*WHAT TO PRODUCE:*
Return, word for word, every line that follows.
## Begin
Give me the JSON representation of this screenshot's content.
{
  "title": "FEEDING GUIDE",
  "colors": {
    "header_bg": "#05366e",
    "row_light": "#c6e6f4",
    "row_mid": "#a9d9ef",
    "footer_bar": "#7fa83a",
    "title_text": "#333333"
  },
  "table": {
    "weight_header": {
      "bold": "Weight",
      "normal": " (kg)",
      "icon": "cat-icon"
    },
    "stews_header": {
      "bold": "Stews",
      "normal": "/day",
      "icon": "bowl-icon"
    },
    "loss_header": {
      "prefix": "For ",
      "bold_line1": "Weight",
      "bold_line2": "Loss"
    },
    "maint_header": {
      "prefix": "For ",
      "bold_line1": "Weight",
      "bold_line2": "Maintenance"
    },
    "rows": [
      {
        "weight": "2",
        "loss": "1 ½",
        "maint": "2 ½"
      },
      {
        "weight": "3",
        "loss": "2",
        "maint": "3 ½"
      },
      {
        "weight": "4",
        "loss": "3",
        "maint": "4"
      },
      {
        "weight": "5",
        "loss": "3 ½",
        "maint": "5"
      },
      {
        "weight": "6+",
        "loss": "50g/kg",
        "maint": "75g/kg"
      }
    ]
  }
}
## End
*EXPECTED ANSWER:*
Give me the JSON representation of this screenshot's content.
{
  "title": "FEEDING GUIDE",
  "colors": {
    "header_bg": "#05366e",
    "row_light": "#c6e6f4",
    "row_mid": "#a9d9ef",
    "footer_bar": "#7fa83a",
    "title_text": "#333333"
  },
  "table": {
    "weight_header": {
      "bold": "Weight",
      "normal": " (kg)",
      "icon": "cat-icon"
    },
    "stews_header": {
      "bold": "Stews",
      "normal": "/day",
      "icon": "bowl-icon"
    },
    "loss_header": {
      "prefix": "For ",
      "bold_line1": "Weight",
      "bold_line2": "Loss"
    },
    "maint_header": {
      "prefix": "For ",
      "bold_line1": "Weight",
      "bold_line2": "Maintenance"
    },
    "rows": [
      {
        "weight": "2",
        "loss": "1 ½",
        "maint": "2 ½"
      },
      {
        "weight": "3",
        "loss": "2",
        "maint": "3 ½"
      },
      {
        "weight": "4",
        "loss": "3",
        "maint": "4"
      },
      {
        "weight": "5",
        "loss": "3 ½",
        "maint": "5"
      },
      {
        "weight": "6+",
        "loss": "50g/kg",
        "maint": "75g/kg"
      }
    ]
  }
}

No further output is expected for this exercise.